## Given request
Retype the records that come next, word for word.

## Given data
++++++++++

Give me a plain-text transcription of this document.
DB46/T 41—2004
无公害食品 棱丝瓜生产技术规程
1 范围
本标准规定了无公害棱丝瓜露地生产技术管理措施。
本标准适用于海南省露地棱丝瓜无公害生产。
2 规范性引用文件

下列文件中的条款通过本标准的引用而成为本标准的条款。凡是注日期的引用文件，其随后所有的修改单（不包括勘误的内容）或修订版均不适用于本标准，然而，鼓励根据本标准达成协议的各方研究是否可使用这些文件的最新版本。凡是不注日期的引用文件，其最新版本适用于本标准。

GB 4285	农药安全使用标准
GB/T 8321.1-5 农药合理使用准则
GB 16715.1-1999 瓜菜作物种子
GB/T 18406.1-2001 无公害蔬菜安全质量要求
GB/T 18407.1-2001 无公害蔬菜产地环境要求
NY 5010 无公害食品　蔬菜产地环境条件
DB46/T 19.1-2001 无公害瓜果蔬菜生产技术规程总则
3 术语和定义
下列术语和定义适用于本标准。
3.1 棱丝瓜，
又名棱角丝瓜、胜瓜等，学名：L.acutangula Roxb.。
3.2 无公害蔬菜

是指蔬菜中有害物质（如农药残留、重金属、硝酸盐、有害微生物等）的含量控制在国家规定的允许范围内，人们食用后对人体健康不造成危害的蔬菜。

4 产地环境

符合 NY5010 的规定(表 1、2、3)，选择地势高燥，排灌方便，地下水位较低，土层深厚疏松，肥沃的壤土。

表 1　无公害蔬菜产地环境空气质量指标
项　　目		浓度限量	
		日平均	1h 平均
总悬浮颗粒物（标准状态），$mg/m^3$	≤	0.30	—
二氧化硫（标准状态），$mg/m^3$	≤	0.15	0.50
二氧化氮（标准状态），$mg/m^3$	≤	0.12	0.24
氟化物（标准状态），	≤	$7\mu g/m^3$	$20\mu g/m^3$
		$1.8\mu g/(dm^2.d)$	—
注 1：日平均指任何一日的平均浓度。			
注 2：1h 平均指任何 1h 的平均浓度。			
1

++++++++++

## Answer for this exercise
Give me a plain-text transcription of this document.
DB46/T 41—2004
无公害食品 棱丝瓜生产技术规程
1 范围
本标准规定了无公害棱丝瓜露地生产技术管理措施。
本标准适用于海南省露地棱丝瓜无公害生产。
2 规范性引用文件

下列文件中的条款通过本标准的引用而成为本标准的条款。凡是注日期的引用文件，其随后所有的修改单（不包括勘误的内容）或修订版均不适用于本标准，然而，鼓励根据本标准达成协议的各方研究是否可使用这些文件的最新版本。凡是不注日期的引用文件，其最新版本适用于本标准。

GB 4285	农药安全使用标准
GB/T 8321.1-5 农药合理使用准则
GB 16715.1-1999 瓜菜作物种子
GB/T 18406.1-2001 无公害蔬菜安全质量要求
GB/T 18407.1-2001 无公害蔬菜产地环境要求
NY 5010 无公害食品　蔬菜产地环境条件
DB46/T 19.1-2001 无公害瓜果蔬菜生产技术规程总则
3 术语和定义
下列术语和定义适用于本标准。
3.1 棱丝瓜，
又名棱角丝瓜、胜瓜等，学名：L.acutangula Roxb.。
3.2 无公害蔬菜

是指蔬菜中有害物质（如农药残留、重金属、硝酸盐、有害微生物等）的含量控制在国家规定的允许范围内，人们食用后对人体健康不造成危害的蔬菜。

4 产地环境

符合 NY5010 的规定(表 1、2、3)，选择地势高燥，排灌方便，地下水位较低，土层深厚疏松，肥沃的壤土。

表 1　无公害蔬菜产地环境空气质量指标
项　　目		浓度限量	
		日平均	1h 平均
总悬浮颗粒物（标准状态），$mg/m^3$	≤	0.30	—
二氧化硫（标准状态），$mg/m^3$	≤	0.15	0.50
二氧化氮（标准状态），$mg/m^3$	≤	0.12	0.24
氟化物（标准状态），	≤	$7\mu g/m^3$	$20\mu g/m^3$
		$1.8\mu g/(dm^2.d)$	—
注 1：日平均指任何一日的平均浓度。			
注 2：1h 平均指任何 1h 的平均浓度。			
1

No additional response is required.